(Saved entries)
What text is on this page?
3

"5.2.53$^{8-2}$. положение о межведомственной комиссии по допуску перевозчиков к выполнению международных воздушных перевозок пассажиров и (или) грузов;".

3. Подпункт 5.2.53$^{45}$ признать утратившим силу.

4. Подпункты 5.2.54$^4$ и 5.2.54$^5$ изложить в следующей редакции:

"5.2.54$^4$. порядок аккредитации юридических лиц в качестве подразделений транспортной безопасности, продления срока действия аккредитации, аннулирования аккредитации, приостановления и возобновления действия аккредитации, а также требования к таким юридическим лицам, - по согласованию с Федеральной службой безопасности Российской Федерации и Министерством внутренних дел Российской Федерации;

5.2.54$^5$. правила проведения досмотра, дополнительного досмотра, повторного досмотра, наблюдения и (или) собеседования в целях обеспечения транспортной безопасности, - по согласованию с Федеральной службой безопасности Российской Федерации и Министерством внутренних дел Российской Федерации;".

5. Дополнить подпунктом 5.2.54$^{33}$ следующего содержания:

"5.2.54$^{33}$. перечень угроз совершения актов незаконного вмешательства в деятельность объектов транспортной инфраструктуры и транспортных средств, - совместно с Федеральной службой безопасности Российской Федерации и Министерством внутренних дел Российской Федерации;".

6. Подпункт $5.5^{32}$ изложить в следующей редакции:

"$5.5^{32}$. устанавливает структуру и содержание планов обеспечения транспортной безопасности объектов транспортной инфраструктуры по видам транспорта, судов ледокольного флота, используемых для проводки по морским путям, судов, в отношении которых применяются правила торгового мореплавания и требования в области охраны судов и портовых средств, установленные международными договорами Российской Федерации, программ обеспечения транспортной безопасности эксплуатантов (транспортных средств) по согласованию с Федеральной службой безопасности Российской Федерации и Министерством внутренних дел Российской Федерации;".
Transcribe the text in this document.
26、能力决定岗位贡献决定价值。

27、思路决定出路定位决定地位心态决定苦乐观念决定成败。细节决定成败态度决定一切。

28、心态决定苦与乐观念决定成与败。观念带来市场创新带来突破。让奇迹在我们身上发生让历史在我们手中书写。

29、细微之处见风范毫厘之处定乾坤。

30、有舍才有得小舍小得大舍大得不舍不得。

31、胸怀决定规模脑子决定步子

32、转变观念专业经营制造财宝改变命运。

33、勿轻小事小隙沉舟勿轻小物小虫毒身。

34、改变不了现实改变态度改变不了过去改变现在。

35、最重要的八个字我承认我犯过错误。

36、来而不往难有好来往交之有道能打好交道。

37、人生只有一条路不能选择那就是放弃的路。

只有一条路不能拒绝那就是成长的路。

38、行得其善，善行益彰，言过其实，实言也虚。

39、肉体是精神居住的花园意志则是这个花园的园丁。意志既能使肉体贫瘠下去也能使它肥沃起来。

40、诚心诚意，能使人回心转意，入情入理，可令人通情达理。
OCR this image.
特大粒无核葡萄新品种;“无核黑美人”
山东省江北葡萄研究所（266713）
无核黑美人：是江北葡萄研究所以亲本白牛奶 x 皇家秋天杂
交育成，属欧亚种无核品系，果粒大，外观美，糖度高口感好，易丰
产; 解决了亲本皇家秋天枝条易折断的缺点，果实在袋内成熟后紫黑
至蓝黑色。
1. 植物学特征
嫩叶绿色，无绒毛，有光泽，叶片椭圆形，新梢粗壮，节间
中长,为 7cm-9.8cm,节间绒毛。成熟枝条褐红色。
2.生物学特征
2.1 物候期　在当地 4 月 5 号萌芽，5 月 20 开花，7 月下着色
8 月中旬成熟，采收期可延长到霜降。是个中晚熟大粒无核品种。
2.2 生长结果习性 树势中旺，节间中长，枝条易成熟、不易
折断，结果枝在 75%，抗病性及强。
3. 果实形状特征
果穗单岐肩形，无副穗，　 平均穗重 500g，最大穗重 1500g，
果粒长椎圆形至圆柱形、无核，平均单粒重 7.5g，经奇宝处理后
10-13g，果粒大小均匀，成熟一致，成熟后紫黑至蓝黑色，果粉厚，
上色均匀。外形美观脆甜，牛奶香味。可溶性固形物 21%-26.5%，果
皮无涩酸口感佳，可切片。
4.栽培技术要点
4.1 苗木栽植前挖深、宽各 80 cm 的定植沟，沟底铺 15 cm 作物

Task: Report all lines of the material that contain the word "транспортных".

Output below:
"5.2.54$^{33}$. перечень угроз совершения актов незаконного вмешательства в деятельность объектов транспортной инфраструктуры и транспортных средств, - совместно с Федеральной службой безопасности Российской Федерации и Министерством внутренних дел Российской Федерации;".
"$5.5^{32}$. устанавливает структуру и содержание планов обеспечения транспортной безопасности объектов транспортной инфраструктуры по видам транспорта, судов ледокольного флота, используемых для проводки по морским путям, судов, в отношении которых применяются правила торгового мореплавания и требования в области охраны судов и портовых средств, установленные международными договорами Российской Федерации, программ обеспечения транспортной безопасности эксплуатантов (транспортных средств) по согласованию с Федеральной службой безопасности Российской Федерации и Министерством внутренних дел Российской Федерации;".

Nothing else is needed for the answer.